Task goal =>
Identify the lines that contain the string "Asegúrese" and copy all of them.

Given entries =>
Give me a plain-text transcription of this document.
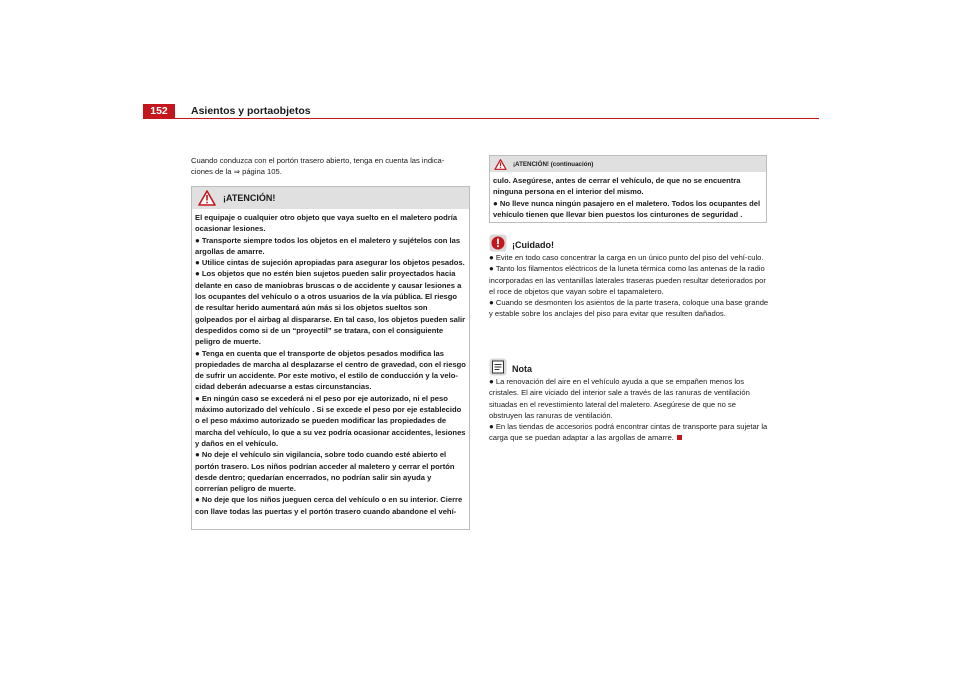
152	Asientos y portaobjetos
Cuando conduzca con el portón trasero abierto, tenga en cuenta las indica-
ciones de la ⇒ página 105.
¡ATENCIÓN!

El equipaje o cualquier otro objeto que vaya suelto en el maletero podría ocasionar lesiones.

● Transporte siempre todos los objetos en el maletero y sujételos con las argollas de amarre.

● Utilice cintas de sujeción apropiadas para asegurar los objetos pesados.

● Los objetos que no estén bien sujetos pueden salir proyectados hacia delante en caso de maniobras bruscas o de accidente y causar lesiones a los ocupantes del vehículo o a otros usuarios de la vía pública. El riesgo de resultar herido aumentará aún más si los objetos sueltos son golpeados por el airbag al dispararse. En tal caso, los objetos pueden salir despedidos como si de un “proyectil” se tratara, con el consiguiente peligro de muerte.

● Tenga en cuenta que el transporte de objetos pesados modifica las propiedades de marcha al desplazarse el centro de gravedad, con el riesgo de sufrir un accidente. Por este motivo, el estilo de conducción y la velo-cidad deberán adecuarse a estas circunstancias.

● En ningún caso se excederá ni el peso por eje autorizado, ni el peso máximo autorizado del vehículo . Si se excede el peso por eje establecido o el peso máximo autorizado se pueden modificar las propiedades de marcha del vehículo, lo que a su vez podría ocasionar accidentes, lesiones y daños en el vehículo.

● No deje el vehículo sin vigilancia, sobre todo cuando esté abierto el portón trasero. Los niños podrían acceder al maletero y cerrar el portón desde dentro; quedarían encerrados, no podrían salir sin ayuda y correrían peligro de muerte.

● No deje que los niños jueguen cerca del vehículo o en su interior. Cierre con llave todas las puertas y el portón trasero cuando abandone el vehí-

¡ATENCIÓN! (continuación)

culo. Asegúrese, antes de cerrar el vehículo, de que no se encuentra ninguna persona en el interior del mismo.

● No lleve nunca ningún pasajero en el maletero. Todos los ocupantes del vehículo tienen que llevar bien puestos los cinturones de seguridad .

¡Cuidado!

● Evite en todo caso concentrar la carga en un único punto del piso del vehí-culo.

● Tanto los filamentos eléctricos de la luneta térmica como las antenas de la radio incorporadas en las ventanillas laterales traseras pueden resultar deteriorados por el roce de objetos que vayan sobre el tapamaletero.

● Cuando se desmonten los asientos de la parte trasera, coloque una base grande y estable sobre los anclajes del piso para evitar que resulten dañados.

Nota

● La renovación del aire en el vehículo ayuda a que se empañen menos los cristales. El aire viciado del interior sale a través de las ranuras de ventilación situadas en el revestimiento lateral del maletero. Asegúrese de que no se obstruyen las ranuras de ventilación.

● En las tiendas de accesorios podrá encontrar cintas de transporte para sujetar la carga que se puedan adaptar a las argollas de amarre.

--

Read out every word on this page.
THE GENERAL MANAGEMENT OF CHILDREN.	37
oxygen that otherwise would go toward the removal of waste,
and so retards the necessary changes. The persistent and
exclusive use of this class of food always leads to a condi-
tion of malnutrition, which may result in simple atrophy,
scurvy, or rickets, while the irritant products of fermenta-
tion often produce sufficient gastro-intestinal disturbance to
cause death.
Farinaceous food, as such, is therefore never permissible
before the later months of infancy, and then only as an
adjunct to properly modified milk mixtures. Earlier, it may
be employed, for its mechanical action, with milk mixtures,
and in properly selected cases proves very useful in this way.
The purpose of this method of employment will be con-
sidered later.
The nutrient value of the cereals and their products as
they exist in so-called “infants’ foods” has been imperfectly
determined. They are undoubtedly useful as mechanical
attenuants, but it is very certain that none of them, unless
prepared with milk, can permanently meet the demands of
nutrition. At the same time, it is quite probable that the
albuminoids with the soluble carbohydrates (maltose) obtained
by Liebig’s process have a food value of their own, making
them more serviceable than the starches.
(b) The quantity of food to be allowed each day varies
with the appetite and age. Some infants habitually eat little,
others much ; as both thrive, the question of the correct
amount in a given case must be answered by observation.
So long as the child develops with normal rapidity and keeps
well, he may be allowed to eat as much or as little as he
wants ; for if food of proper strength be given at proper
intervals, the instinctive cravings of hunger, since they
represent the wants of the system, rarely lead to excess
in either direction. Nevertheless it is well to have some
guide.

The solution =>
culo. Asegúrese, antes de cerrar el vehículo, de que no se encuentra ninguna persona en el interior del mismo.
● La renovación del aire en el vehículo ayuda a que se empañen menos los cristales. El aire viciado del interior sale a través de las ranuras de ventilación situadas en el revestimiento lateral del maletero. Asegúrese de que no se obstruyen las ranuras de ventilación.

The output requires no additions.